::: Working data :::

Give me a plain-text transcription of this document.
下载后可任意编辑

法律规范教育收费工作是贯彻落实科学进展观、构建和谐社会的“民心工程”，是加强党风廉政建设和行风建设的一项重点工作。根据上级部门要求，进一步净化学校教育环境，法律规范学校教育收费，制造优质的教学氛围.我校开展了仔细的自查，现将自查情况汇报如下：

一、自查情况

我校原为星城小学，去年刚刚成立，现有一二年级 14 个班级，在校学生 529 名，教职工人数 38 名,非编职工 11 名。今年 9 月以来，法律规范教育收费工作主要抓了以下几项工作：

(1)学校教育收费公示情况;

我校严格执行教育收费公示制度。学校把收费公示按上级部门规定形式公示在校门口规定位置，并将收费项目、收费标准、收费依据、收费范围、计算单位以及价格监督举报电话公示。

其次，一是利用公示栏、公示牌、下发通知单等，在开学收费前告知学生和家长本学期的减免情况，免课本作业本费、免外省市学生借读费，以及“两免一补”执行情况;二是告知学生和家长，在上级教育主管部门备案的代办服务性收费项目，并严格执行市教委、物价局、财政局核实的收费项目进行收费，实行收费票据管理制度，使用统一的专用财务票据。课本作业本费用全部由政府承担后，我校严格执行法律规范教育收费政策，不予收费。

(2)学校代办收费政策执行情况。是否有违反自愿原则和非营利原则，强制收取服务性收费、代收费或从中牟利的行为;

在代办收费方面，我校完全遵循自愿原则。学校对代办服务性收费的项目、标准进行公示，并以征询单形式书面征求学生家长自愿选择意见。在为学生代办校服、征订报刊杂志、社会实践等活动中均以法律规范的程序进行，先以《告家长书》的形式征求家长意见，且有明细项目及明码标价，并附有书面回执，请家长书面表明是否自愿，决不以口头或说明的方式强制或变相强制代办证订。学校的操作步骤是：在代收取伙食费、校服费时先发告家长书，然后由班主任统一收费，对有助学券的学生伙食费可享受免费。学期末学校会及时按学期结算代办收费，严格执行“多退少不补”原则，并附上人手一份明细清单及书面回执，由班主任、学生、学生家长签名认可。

:::

**The task:**
Without leaving anything out, give the entries again exactly.

**Answer to the task:**
Give me a plain-text transcription of this document.
下载后可任意编辑

法律规范教育收费工作是贯彻落实科学进展观、构建和谐社会的“民心工程”，是加强党风廉政建设和行风建设的一项重点工作。根据上级部门要求，进一步净化学校教育环境，法律规范学校教育收费，制造优质的教学氛围.我校开展了仔细的自查，现将自查情况汇报如下：

一、自查情况

我校原为星城小学，去年刚刚成立，现有一二年级 14 个班级，在校学生 529 名，教职工人数 38 名,非编职工 11 名。今年 9 月以来，法律规范教育收费工作主要抓了以下几项工作：

(1)学校教育收费公示情况;

我校严格执行教育收费公示制度。学校把收费公示按上级部门规定形式公示在校门口规定位置，并将收费项目、收费标准、收费依据、收费范围、计算单位以及价格监督举报电话公示。

其次，一是利用公示栏、公示牌、下发通知单等，在开学收费前告知学生和家长本学期的减免情况，免课本作业本费、免外省市学生借读费，以及“两免一补”执行情况;二是告知学生和家长，在上级教育主管部门备案的代办服务性收费项目，并严格执行市教委、物价局、财政局核实的收费项目进行收费，实行收费票据管理制度，使用统一的专用财务票据。课本作业本费用全部由政府承担后，我校严格执行法律规范教育收费政策，不予收费。

(2)学校代办收费政策执行情况。是否有违反自愿原则和非营利原则，强制收取服务性收费、代收费或从中牟利的行为;

在代办收费方面，我校完全遵循自愿原则。学校对代办服务性收费的项目、标准进行公示，并以征询单形式书面征求学生家长自愿选择意见。在为学生代办校服、征订报刊杂志、社会实践等活动中均以法律规范的程序进行，先以《告家长书》的形式征求家长意见，且有明细项目及明码标价，并附有书面回执，请家长书面表明是否自愿，决不以口头或说明的方式强制或变相强制代办证订。学校的操作步骤是：在代收取伙食费、校服费时先发告家长书，然后由班主任统一收费，对有助学券的学生伙食费可享受免费。学期末学校会及时按学期结算代办收费，严格执行“多退少不补”原则，并附上人手一份明细清单及书面回执，由班主任、学生、学生家长签名认可。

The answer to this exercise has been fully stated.